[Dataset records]
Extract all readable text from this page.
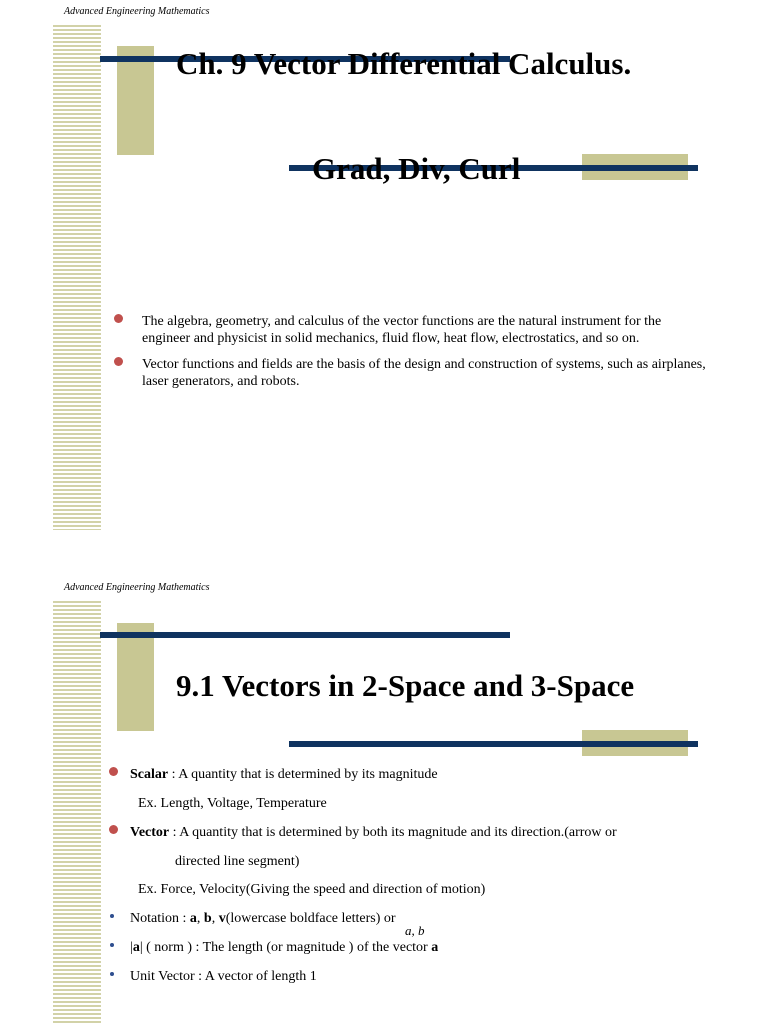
Advanced Engineering Mathematics
Ch. 9 Vector Differential Calculus.
Grad, Div, Curl
The algebra, geometry, and calculus of the vector functions are the natural instrument for the engineer and physicist in solid mechanics, fluid flow, heat flow, electrostatics, and so on.
Vector functions and fields are the basis of the design and construction of systems, such as airplanes, laser generators, and robots.
Advanced Engineering Mathematics
9.1 Vectors in 2-Space and 3-Space
Scalar : A quantity that is determined by its magnitude
Ex. Length, Voltage, Temperature
Vector : A quantity that is determined by both its magnitude and its direction.(arrow or
directed line segment)
Ex. Force, Velocity(Giving the speed and direction of motion)
Notation : a, b, v(lowercase boldface letters) or
a, b
|a| ( norm ) : The length (or magnitude ) of the vector a
Unit Vector : A vector of length 1
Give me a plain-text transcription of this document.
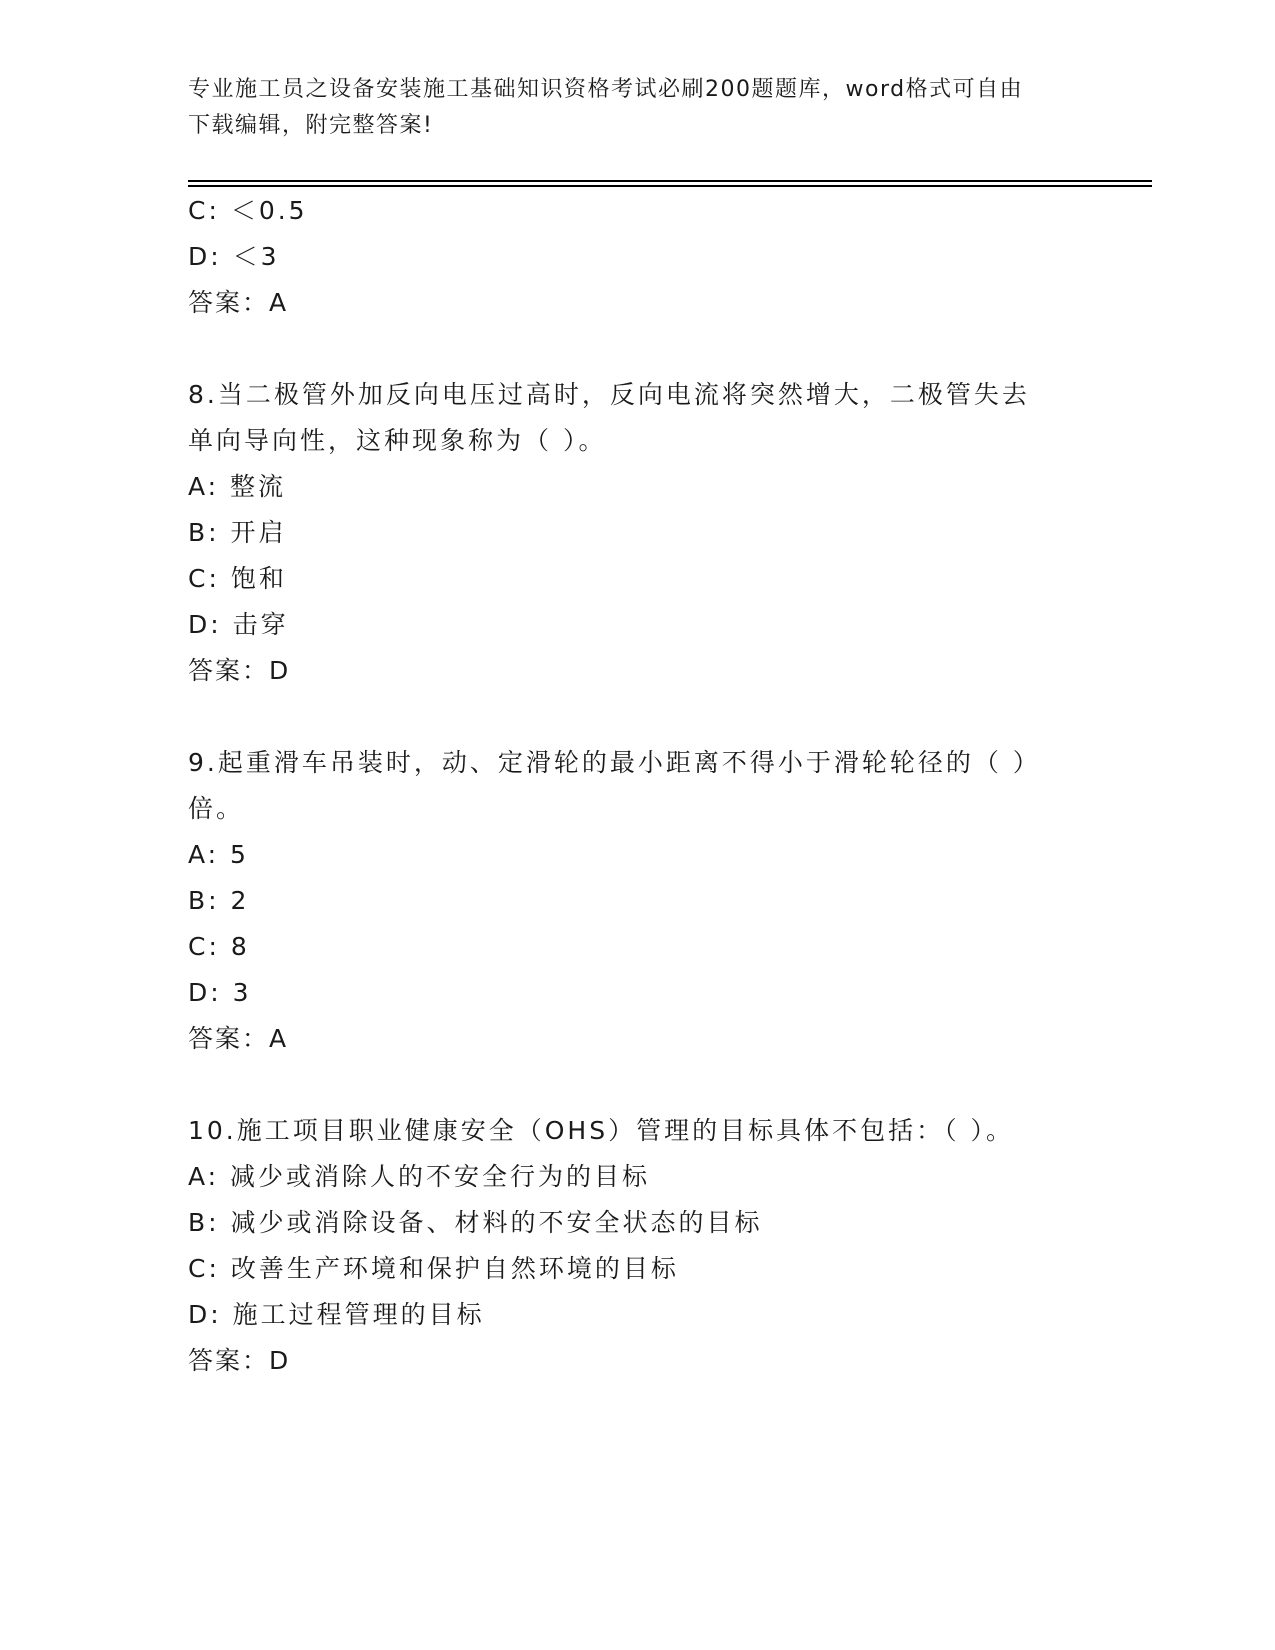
专业施工员之设备安装施工基础知识资格考试必刷200题题库，word格式可自由
下载编辑，附完整答案!
C: ＜0.5
D: ＜3
答案：A
8.当二极管外加反向电压过高时，反向电流将突然增大，二极管失去
单向导向性，这种现象称为（ ）。
A: 整流
B: 开启
C: 饱和
D: 击穿
答案：D
9.起重滑车吊装时，动、定滑轮的最小距离不得小于滑轮轮径的（ ）
倍。
A: 5
B: 2
C: 8
D: 3
答案：A
10.施工项目职业健康安全（OHS）管理的目标具体不包括：（ ）。
A: 减少或消除人的不安全行为的目标
B: 减少或消除设备、材料的不安全状态的目标
C: 改善生产环境和保护自然环境的目标
D: 施工过程管理的目标
答案：D
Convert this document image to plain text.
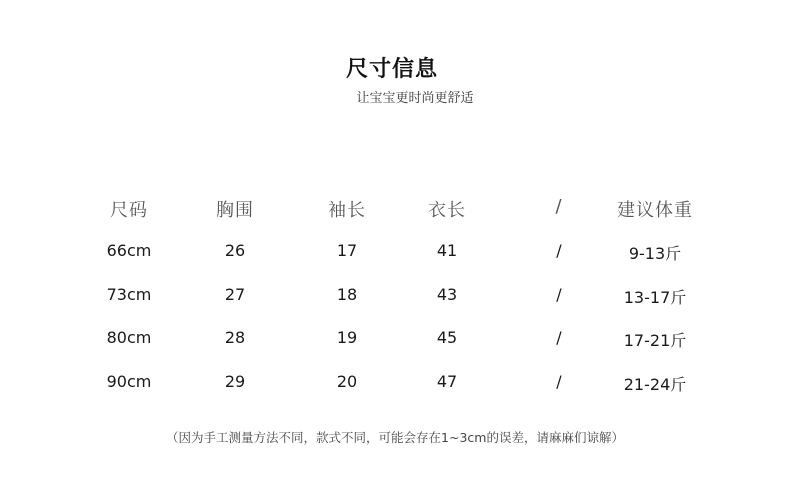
尺寸信息
让宝宝更时尚更舒适
尺码	胸围	袖长	衣长	/	建议体重
66cm	26	17	41	/	9-13斤
73cm	27	18	43	/	13-17斤
80cm	28	19	45	/	17-21斤
90cm	29	20	47	/	21-24斤
（因为手工测量方法不同，款式不同，可能会存在1~3cm的误差，请麻麻们谅解）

■ Your task ■
Without the pictures, return all the records precisely as they stand.

■ Output ■
Extract all readable text from this page.
Advanced Engineering Mathematics
Ch. 9 Vector Differential Calculus.
Grad, Div, Curl
The algebra, geometry, and calculus of the vector functions are the natural instrument for the engineer and physicist in solid mechanics, fluid flow, heat flow, electrostatics, and so on.
Vector functions and fields are the basis of the design and construction of systems, such as airplanes, laser generators, and robots.
Advanced Engineering Mathematics
9.1 Vectors in 2-Space and 3-Space
Scalar : A quantity that is determined by its magnitude
Ex. Length, Voltage, Temperature
Vector : A quantity that is determined by both its magnitude and its direction.(arrow or
directed line segment)
Ex. Force, Velocity(Giving the speed and direction of motion)
Notation : a, b, v(lowercase boldface letters) or
a, b
|a| ( norm ) : The length (or magnitude ) of the vector a
Unit Vector : A vector of length 1
Give me a plain-text transcription of this document.
专业施工员之设备安装施工基础知识资格考试必刷200题题库，word格式可自由
下载编辑，附完整答案!
C: ＜0.5
D: ＜3
答案：A
8.当二极管外加反向电压过高时，反向电流将突然增大，二极管失去
单向导向性，这种现象称为（ ）。
A: 整流
B: 开启
C: 饱和
D: 击穿
答案：D
9.起重滑车吊装时，动、定滑轮的最小距离不得小于滑轮轮径的（ ）
倍。
A: 5
B: 2
C: 8
D: 3
答案：A
10.施工项目职业健康安全（OHS）管理的目标具体不包括：（ ）。
A: 减少或消除人的不安全行为的目标
B: 减少或消除设备、材料的不安全状态的目标
C: 改善生产环境和保护自然环境的目标
D: 施工过程管理的目标
答案：D
Convert this document image to plain text.
尺寸信息
让宝宝更时尚更舒适
尺码	胸围	袖长	衣长	/	建议体重
66cm	26	17	41	/	9-13斤
73cm	27	18	43	/	13-17斤
80cm	28	19	45	/	17-21斤
90cm	29	20	47	/	21-24斤
（因为手工测量方法不同，款式不同，可能会存在1~3cm的误差，请麻麻们谅解）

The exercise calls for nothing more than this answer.